### Texto para leitura:
*****
Coqueluche em Lactentes: Diagnóstico e Tratamento com Azitromicina

HRD - Hospital Rio Doce - Linhares (ES) — Prova 2019

Enunciado

Lactente de 45 dias de vida é internado por apresentar quadro de tosse paroxística e “guincho”, além de episódios de cianose e apneias. O hemograma mostrou leucocitose de 25.000 mm³ com 75% de linfócitos. Mediante o caso descrito, assinale a alternativa CORRETA:

Alternativas

  1. A) A principal hipótese é coqueluche e deve ser iniciada a azitromicina.
  2. B) A principal hipótese é bronquiolite viral e deve ser iniciado o corticoide.
  3. C) A principal hipótese é coqueluche e deve ser iniciada a amoxicilina.
  4. D) A principal hipótese é bronquiolite e deve ser iniciado o broncodilatador.

Pérola Clínica

Lactente com tosse paroxística, guincho, apneia e linfocitose → Coqueluche. Tratar com Azitromicina.

Resumo-Chave

A coqueluche em lactentes é uma doença grave, caracterizada por tosse paroxística com 'guincho' inspiratório, cianose e apneias, e um hemograma típico com leucocitose e linfocitose. O tratamento de escolha é a azitromicina, que reduz a transmissibilidade e a gravidade da doença.
*****
### Dados fornecidos:
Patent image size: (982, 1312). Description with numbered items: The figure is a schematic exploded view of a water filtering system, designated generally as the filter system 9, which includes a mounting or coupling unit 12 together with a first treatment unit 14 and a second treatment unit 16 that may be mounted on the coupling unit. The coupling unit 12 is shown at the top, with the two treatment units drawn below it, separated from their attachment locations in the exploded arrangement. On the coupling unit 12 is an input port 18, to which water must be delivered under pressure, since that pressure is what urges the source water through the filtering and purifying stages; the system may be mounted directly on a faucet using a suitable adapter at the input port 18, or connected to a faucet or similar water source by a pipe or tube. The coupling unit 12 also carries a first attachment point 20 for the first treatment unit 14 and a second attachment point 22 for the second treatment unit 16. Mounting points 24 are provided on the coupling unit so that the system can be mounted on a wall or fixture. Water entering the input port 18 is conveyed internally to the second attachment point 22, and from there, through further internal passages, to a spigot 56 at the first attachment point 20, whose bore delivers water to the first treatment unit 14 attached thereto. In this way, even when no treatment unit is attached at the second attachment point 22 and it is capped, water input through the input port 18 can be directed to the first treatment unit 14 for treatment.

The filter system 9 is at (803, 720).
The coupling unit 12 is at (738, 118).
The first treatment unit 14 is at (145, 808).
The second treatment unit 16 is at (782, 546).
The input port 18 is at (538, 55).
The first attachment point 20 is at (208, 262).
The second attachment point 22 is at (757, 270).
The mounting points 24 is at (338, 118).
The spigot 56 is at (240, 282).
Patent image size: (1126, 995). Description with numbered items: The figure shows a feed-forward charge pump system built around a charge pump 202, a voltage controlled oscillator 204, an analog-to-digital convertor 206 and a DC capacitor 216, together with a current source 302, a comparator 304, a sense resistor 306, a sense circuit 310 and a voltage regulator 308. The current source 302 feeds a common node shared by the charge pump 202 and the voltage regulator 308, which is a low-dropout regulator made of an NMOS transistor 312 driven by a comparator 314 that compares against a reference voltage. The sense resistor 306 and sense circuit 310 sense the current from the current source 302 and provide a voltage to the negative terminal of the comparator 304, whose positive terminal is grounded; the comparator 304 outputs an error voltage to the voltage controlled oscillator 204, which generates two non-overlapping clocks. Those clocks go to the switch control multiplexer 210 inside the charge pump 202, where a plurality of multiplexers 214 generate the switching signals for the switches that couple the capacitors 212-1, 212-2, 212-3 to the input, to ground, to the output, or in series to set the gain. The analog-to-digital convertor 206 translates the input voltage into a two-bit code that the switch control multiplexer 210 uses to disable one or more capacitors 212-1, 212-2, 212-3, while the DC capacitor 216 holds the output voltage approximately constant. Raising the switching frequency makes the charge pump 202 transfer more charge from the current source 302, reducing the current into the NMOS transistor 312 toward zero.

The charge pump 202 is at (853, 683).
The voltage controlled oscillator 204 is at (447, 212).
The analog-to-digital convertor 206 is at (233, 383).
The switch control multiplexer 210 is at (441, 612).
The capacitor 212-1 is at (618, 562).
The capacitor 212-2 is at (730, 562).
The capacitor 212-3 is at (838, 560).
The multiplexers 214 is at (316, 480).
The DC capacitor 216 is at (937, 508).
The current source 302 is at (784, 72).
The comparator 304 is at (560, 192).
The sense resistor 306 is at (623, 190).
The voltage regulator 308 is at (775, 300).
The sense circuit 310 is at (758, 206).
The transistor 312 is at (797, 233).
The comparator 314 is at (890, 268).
*****
### Instrução:
Por favor, extraia do texto sobre coqueluche o trecho que começa em "4. D) A principal" e termina em "gravidade da doença.", sem alterar nada.

### Resolução:
4. D) A principal hipótese é bronquiolite e deve ser iniciado o broncodilatador.

Pérola Clínica

Lactente com tosse paroxística, guincho, apneia e linfocitose → Coqueluche. Tratar com Azitromicina.

Resumo-Chave

A coqueluche em lactentes é uma doença grave, caracterizada por tosse paroxística com 'guincho' inspiratório, cianose e apneias, e um hemograma típico com leucocitose e linfocitose. O tratamento de escolha é a azitromicina, que reduz a transmissibilidade e a gravidade da doença.